What the task asks:
Every line of the material below should be repeated exactly.

Provided material:
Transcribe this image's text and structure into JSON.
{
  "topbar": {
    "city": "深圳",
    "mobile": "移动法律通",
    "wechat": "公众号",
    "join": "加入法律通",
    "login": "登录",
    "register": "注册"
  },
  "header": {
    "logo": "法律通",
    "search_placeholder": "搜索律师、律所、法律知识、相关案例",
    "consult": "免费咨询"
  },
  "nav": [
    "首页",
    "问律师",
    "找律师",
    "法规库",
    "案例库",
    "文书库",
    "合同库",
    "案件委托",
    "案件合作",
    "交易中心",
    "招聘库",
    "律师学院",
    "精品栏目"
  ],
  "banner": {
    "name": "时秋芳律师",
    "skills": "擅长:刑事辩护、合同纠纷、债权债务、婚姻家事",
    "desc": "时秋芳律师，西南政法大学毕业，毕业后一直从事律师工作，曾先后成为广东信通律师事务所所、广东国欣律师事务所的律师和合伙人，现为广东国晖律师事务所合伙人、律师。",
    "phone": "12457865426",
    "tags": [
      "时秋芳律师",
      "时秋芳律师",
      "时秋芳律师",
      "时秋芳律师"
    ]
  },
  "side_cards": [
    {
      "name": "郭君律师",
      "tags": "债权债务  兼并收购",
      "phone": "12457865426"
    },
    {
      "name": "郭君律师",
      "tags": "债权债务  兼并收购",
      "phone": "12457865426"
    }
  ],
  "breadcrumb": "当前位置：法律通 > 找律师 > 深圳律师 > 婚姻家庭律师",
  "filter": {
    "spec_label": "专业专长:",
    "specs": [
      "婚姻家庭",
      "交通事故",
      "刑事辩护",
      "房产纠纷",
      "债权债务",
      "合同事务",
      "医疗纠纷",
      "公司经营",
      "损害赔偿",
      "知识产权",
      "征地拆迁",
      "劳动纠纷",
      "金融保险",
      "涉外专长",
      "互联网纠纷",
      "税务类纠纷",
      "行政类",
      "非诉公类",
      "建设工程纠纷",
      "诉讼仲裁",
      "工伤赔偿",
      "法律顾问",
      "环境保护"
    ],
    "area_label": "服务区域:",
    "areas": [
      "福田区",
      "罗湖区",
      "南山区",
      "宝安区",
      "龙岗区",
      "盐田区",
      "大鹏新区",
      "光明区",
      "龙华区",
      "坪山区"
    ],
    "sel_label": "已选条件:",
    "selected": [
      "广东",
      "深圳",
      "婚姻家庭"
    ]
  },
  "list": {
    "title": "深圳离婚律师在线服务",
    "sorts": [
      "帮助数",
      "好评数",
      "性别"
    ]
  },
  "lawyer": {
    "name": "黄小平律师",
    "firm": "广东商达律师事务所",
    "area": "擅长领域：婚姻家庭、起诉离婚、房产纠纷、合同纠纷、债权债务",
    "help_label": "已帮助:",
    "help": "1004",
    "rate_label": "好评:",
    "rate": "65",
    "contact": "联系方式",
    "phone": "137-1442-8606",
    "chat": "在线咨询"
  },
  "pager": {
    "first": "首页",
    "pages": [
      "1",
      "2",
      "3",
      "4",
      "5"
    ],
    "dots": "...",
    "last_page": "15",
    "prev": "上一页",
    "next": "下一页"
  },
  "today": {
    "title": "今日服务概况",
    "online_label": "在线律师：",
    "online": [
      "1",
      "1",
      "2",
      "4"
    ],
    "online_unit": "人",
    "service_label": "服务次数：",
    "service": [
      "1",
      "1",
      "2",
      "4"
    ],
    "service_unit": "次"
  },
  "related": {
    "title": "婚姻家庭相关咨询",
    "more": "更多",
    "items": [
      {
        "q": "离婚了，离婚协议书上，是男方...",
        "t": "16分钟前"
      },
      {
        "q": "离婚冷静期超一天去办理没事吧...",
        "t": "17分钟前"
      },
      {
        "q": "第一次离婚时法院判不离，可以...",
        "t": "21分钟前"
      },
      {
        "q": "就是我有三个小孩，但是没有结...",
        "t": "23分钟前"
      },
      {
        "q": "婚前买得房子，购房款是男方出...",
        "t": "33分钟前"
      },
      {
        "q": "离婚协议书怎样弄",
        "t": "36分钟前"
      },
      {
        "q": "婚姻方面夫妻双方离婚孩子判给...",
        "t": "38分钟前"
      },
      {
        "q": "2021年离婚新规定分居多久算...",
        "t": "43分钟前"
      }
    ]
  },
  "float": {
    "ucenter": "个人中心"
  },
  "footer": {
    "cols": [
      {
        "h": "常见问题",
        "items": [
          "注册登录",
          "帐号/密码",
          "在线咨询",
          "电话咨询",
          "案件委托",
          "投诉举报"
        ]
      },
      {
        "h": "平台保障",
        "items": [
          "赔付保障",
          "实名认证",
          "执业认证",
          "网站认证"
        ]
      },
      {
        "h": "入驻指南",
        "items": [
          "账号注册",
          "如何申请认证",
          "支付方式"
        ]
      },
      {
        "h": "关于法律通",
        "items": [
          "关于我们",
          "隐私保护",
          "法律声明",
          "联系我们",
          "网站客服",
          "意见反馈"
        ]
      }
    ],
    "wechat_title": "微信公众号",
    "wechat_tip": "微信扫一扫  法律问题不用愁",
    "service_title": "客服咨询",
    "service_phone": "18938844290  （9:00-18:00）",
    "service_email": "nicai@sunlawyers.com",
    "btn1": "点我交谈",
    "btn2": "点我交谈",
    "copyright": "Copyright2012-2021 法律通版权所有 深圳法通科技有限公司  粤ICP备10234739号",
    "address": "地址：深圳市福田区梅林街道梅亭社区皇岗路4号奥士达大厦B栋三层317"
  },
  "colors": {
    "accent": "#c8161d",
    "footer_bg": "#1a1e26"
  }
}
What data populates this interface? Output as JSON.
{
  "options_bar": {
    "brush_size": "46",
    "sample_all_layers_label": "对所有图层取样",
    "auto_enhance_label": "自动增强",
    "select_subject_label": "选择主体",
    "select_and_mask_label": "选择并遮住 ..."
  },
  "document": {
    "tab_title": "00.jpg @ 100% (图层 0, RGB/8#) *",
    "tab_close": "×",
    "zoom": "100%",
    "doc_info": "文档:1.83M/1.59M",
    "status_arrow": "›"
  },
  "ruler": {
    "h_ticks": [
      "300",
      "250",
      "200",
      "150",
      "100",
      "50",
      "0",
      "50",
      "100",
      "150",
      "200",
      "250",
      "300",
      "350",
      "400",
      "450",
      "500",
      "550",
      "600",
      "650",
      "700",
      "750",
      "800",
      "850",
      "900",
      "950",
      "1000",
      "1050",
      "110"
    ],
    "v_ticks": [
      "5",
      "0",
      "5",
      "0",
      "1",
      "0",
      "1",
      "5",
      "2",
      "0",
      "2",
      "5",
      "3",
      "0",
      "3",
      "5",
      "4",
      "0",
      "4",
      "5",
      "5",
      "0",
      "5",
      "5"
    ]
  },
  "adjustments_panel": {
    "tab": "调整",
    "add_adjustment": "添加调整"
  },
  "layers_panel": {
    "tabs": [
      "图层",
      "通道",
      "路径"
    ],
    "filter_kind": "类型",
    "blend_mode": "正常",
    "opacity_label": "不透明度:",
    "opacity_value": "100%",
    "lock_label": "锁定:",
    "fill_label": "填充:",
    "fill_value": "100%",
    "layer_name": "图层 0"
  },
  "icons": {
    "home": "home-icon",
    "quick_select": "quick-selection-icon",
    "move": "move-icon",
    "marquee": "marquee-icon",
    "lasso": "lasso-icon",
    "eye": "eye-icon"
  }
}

Answer:
Transcribe this image's text and structure into JSON.
{
  "topbar": {
    "city": "深圳",
    "mobile": "移动法律通",
    "wechat": "公众号",
    "join": "加入法律通",
    "login": "登录",
    "register": "注册"
  },
  "header": {
    "logo": "法律通",
    "search_placeholder": "搜索律师、律所、法律知识、相关案例",
    "consult": "免费咨询"
  },
  "nav": [
    "首页",
    "问律师",
    "找律师",
    "法规库",
    "案例库",
    "文书库",
    "合同库",
    "案件委托",
    "案件合作",
    "交易中心",
    "招聘库",
    "律师学院",
    "精品栏目"
  ],
  "banner": {
    "name": "时秋芳律师",
    "skills": "擅长:刑事辩护、合同纠纷、债权债务、婚姻家事",
    "desc": "时秋芳律师，西南政法大学毕业，毕业后一直从事律师工作，曾先后成为广东信通律师事务所所、广东国欣律师事务所的律师和合伙人，现为广东国晖律师事务所合伙人、律师。",
    "phone": "12457865426",
    "tags": [
      "时秋芳律师",
      "时秋芳律师",
      "时秋芳律师",
      "时秋芳律师"
    ]
  },
  "side_cards": [
    {
      "name": "郭君律师",
      "tags": "债权债务  兼并收购",
      "phone": "12457865426"
    },
    {
      "name": "郭君律师",
      "tags": "债权债务  兼并收购",
      "phone": "12457865426"
    }
  ],
  "breadcrumb": "当前位置：法律通 > 找律师 > 深圳律师 > 婚姻家庭律师",
  "filter": {
    "spec_label": "专业专长:",
    "specs": [
      "婚姻家庭",
      "交通事故",
      "刑事辩护",
      "房产纠纷",
      "债权债务",
      "合同事务",
      "医疗纠纷",
      "公司经营",
      "损害赔偿",
      "知识产权",
      "征地拆迁",
      "劳动纠纷",
      "金融保险",
      "涉外专长",
      "互联网纠纷",
      "税务类纠纷",
      "行政类",
      "非诉公类",
      "建设工程纠纷",
      "诉讼仲裁",
      "工伤赔偿",
      "法律顾问",
      "环境保护"
    ],
    "area_label": "服务区域:",
    "areas": [
      "福田区",
      "罗湖区",
      "南山区",
      "宝安区",
      "龙岗区",
      "盐田区",
      "大鹏新区",
      "光明区",
      "龙华区",
      "坪山区"
    ],
    "sel_label": "已选条件:",
    "selected": [
      "广东",
      "深圳",
      "婚姻家庭"
    ]
  },
  "list": {
    "title": "深圳离婚律师在线服务",
    "sorts": [
      "帮助数",
      "好评数",
      "性别"
    ]
  },
  "lawyer": {
    "name": "黄小平律师",
    "firm": "广东商达律师事务所",
    "area": "擅长领域：婚姻家庭、起诉离婚、房产纠纷、合同纠纷、债权债务",
    "help_label": "已帮助:",
    "help": "1004",
    "rate_label": "好评:",
    "rate": "65",
    "contact": "联系方式",
    "phone": "137-1442-8606",
    "chat": "在线咨询"
  },
  "pager": {
    "first": "首页",
    "pages": [
      "1",
      "2",
      "3",
      "4",
      "5"
    ],
    "dots": "...",
    "last_page": "15",
    "prev": "上一页",
    "next": "下一页"
  },
  "today": {
    "title": "今日服务概况",
    "online_label": "在线律师：",
    "online": [
      "1",
      "1",
      "2",
      "4"
    ],
    "online_unit": "人",
    "service_label": "服务次数：",
    "service": [
      "1",
      "1",
      "2",
      "4"
    ],
    "service_unit": "次"
  },
  "related": {
    "title": "婚姻家庭相关咨询",
    "more": "更多",
    "items": [
      {
        "q": "离婚了，离婚协议书上，是男方...",
        "t": "16分钟前"
      },
      {
        "q": "离婚冷静期超一天去办理没事吧...",
        "t": "17分钟前"
      },
      {
        "q": "第一次离婚时法院判不离，可以...",
        "t": "21分钟前"
      },
      {
        "q": "就是我有三个小孩，但是没有结...",
        "t": "23分钟前"
      },
      {
        "q": "婚前买得房子，购房款是男方出...",
        "t": "33分钟前"
      },
      {
        "q": "离婚协议书怎样弄",
        "t": "36分钟前"
      },
      {
        "q": "婚姻方面夫妻双方离婚孩子判给...",
        "t": "38分钟前"
      },
      {
        "q": "2021年离婚新规定分居多久算...",
        "t": "43分钟前"
      }
    ]
  },
  "float": {
    "ucenter": "个人中心"
  },
  "footer": {
    "cols": [
      {
        "h": "常见问题",
        "items": [
          "注册登录",
          "帐号/密码",
          "在线咨询",
          "电话咨询",
          "案件委托",
          "投诉举报"
        ]
      },
      {
        "h": "平台保障",
        "items": [
          "赔付保障",
          "实名认证",
          "执业认证",
          "网站认证"
        ]
      },
      {
        "h": "入驻指南",
        "items": [
          "账号注册",
          "如何申请认证",
          "支付方式"
        ]
      },
      {
        "h": "关于法律通",
        "items": [
          "关于我们",
          "隐私保护",
          "法律声明",
          "联系我们",
          "网站客服",
          "意见反馈"
        ]
      }
    ],
    "wechat_title": "微信公众号",
    "wechat_tip": "微信扫一扫  法律问题不用愁",
    "service_title": "客服咨询",
    "service_phone": "18938844290  （9:00-18:00）",
    "service_email": "nicai@sunlawyers.com",
    "btn1": "点我交谈",
    "btn2": "点我交谈",
    "copyright": "Copyright2012-2021 法律通版权所有 深圳法通科技有限公司  粤ICP备10234739号",
    "address": "地址：深圳市福田区梅林街道梅亭社区皇岗路4号奥士达大厦B栋三层317"
  },
  "colors": {
    "accent": "#c8161d",
    "footer_bg": "#1a1e26"
  }
}
What data populates this interface? Output as JSON.
{
  "options_bar": {
    "brush_size": "46",
    "sample_all_layers_label": "对所有图层取样",
    "auto_enhance_label": "自动增强",
    "select_subject_label": "选择主体",
    "select_and_mask_label": "选择并遮住 ..."
  },
  "document": {
    "tab_title": "00.jpg @ 100% (图层 0, RGB/8#) *",
    "tab_close": "×",
    "zoom": "100%",
    "doc_info": "文档:1.83M/1.59M",
    "status_arrow": "›"
  },
  "ruler": {
    "h_ticks": [
      "300",
      "250",
      "200",
      "150",
      "100",
      "50",
      "0",
      "50",
      "100",
      "150",
      "200",
      "250",
      "300",
      "350",
      "400",
      "450",
      "500",
      "550",
      "600",
      "650",
      "700",
      "750",
      "800",
      "850",
      "900",
      "950",
      "1000",
      "1050",
      "110"
    ],
    "v_ticks": [
      "5",
      "0",
      "5",
      "0",
      "1",
      "0",
      "1",
      "5",
      "2",
      "0",
      "2",
      "5",
      "3",
      "0",
      "3",
      "5",
      "4",
      "0",
      "4",
      "5",
      "5",
      "0",
      "5",
      "5"
    ]
  },
  "adjustments_panel": {
    "tab": "调整",
    "add_adjustment": "添加调整"
  },
  "layers_panel": {
    "tabs": [
      "图层",
      "通道",
      "路径"
    ],
    "filter_kind": "类型",
    "blend_mode": "正常",
    "opacity_label": "不透明度:",
    "opacity_value": "100%",
    "lock_label": "锁定:",
    "fill_label": "填充:",
    "fill_value": "100%",
    "layer_name": "图层 0"
  },
  "icons": {
    "home": "home-icon",
    "quick_select": "quick-selection-icon",
    "move": "move-icon",
    "marquee": "marquee-icon",
    "lasso": "lasso-icon",
    "eye": "eye-icon"
  }
}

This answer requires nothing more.